**Tarea solicitada**
Contesta estas preguntas con datos del fragmento:
1. ¿Qué respondió Rosa cuando un bisnieto le preguntó por qué Hitler no la había matado?
2. ¿Qué cantaron los sobrevivientes de Bergen Belsen cinco días después de la liberación?
3. ¿Adónde fueron deportados los jóvenes judíos a quienes se les negó la entrada a Palestina?

**Fragmento de página**
Las lágrimas comienzan a brotar.

Dos minutos no son suficientes para llorar seis millones de lágrimas.

Dos minutos no son suficientes para llorar por mi amiga Rosa, quien en la entrada de Auschwitz se vio forzada a entregarle su bebé a su madre anciana. Rosa fue elegida para vivir; su bebé, su esposo y sus padres, para la muerte.

Dos minutos no son suficientes para llorar por Rosa, quien muchos años y varias migraciones más tarde, cuando un bisnieto le preguntó por qué Hitler no la había matado, respondió: "Para que tú pudieras nacer".

¿Acaso yo hubiera sido capaz de sobrevivir, y con tanto sentido de dignidad y propósito?

Dos minutos no son suficientes para llorar por las imágenes de los prisioneros que tomaron los soldados del ejército británico de liberación en Bergen Belsen, imágenes que yo observo en línea en internet desde la comodidad de mi hogar cálido, limpio y seguro.

Dos minutos no son suficientes para llorar por los sobrevivientes de Bergen Belsen, cuyas voces quebradas escucho en una grabación de la BBC. A pesar del sufrimiento que soportaron y de su debilidad, cinco días después de la liberación entonaron con fuerza "Ha Tikva", 'La esperanza', en el servicio de Shabat en el campo, el primero conducido de forma abierta en territorio alemán desde el comienzo de la guerra.

Lloro cada vez que escucho esa grabación.

Dos minutos no son suficientes para llorar por todos los huérfanos.

Dos minutos no son suficientes para llorar por todos los huérfanos. Otra imagen que no puedo borrar: jóvenes judíos sobre la cubierta de un barco que acababa de llegar al puerto de Haifa desde Europa, con las mangas de sus camisas dejando al descubierto los números grabados en sus brazos. Su alegría fue breve: les negaron la entrada a Palestina y fueron deportados a campos de detención en Chipre, nuevamente con alambres de púa y torres de vigilancia.

Dos minutos no son suficientes para llorar por los bisabuelos, tías abuelas, tíos y primos que murieron allí junto con todo un mundo, pero por la gracia de Dios (y la emigración de mis abuelos), mis padres pudieron nacer, porque de lo contrario yo nunca hubiera podido existir.

Y una semana más tarde, cuando todavía nos sentimos apesadumbrados, la sirena vuelve a sonar. Esta vez marcando el comienzo del día del recuerdo de los caídos de Israel.

Nuevamente estoy sola, de pie, frente a la ventana abierta, la estación de bomberos y el monumento a los soldados, ahora iluminado.

Cuando suena la sirena, lloro.

Un minuto no es suficiente para llorar 28.000 lágrimas por todos los soldados caídos y por aquellos cuyas vidas terminaron a causa del terrorismo.

**Contenido de datos**
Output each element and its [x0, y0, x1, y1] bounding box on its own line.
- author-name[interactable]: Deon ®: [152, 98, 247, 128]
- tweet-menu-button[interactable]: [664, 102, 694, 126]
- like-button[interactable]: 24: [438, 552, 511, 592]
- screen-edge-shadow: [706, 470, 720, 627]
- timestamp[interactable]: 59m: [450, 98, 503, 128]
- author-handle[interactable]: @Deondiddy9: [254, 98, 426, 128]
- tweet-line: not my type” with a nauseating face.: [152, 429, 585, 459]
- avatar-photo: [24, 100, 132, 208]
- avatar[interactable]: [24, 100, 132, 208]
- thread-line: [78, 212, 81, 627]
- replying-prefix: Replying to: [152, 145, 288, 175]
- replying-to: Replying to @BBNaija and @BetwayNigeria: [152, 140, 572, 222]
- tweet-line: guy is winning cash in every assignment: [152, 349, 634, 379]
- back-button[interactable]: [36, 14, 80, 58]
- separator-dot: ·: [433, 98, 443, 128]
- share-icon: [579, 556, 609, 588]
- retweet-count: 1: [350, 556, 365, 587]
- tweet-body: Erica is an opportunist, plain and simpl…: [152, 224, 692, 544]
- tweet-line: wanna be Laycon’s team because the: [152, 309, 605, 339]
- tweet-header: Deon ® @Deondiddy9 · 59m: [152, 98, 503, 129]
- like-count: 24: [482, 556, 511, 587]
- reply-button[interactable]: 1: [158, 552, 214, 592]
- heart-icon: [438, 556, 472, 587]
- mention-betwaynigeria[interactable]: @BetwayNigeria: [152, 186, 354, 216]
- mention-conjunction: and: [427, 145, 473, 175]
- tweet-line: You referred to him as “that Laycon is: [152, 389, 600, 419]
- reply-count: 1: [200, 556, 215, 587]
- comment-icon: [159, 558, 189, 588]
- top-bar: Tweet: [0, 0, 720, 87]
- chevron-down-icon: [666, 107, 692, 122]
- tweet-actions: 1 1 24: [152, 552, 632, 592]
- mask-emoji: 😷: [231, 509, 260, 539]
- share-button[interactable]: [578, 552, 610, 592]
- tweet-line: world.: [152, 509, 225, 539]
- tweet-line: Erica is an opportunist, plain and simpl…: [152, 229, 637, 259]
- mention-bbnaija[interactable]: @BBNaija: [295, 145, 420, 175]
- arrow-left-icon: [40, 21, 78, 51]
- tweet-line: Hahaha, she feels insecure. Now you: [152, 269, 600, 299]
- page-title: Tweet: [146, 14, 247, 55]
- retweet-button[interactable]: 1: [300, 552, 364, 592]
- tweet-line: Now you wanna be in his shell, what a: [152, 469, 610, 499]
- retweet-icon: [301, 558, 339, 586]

**Respuesta esperada**
1. "Para que tú pudieras nacer".
2. "Ha Tikva", 'La esperanza'.
3. A campos de detención en Chipre.